— BEGIN Provided material —
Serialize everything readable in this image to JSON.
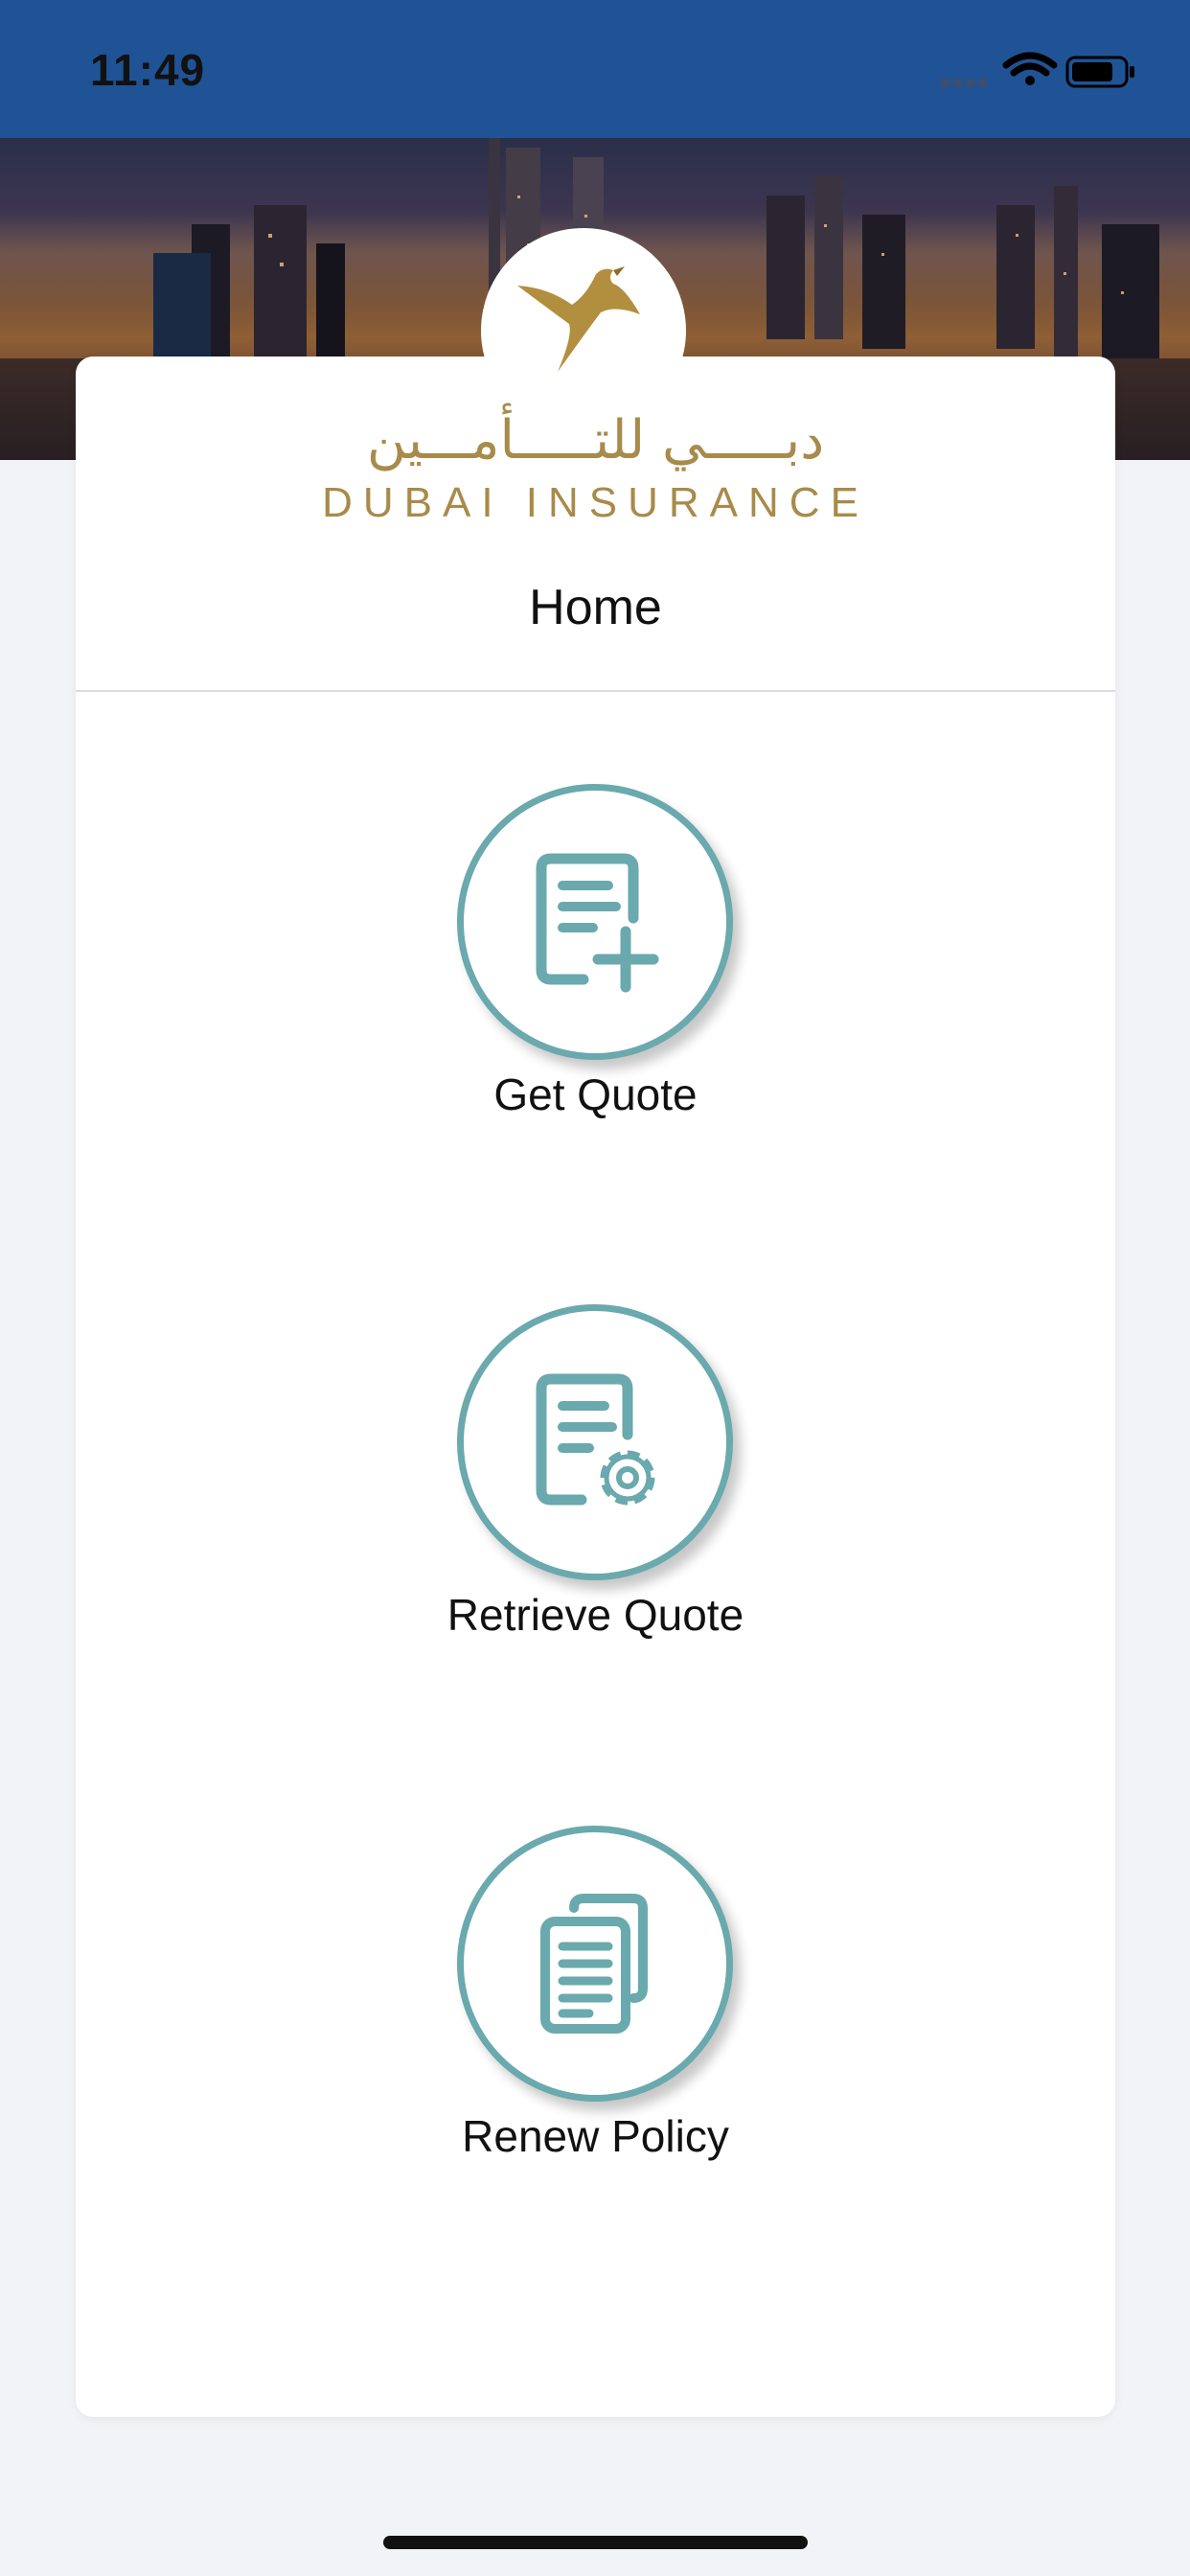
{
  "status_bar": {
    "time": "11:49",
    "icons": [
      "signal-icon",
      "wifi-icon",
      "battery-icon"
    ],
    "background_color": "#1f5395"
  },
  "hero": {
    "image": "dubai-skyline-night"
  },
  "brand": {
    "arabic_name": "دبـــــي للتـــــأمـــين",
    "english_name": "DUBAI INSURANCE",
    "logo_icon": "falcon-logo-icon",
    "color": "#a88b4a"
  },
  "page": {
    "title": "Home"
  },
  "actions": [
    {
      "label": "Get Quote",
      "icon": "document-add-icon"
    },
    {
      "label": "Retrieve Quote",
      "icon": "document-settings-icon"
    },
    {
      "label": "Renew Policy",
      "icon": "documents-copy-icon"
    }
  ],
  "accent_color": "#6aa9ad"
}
— END Provided material —
### Request
From start to finish, output the listing exactly, but omit its pictures.

### Exercise response
Serialize everything readable in this image to JSON.
{
  "status_bar": {
    "time": "11:49",
    "icons": [
      "signal-icon",
      "wifi-icon",
      "battery-icon"
    ],
    "background_color": "#1f5395"
  },
  "hero": {
    "image": "dubai-skyline-night"
  },
  "brand": {
    "arabic_name": "دبـــــي للتـــــأمـــين",
    "english_name": "DUBAI INSURANCE",
    "logo_icon": "falcon-logo-icon",
    "color": "#a88b4a"
  },
  "page": {
    "title": "Home"
  },
  "actions": [
    {
      "label": "Get Quote",
      "icon": "document-add-icon"
    },
    {
      "label": "Retrieve Quote",
      "icon": "document-settings-icon"
    },
    {
      "label": "Renew Policy",
      "icon": "documents-copy-icon"
    }
  ],
  "accent_color": "#6aa9ad"
}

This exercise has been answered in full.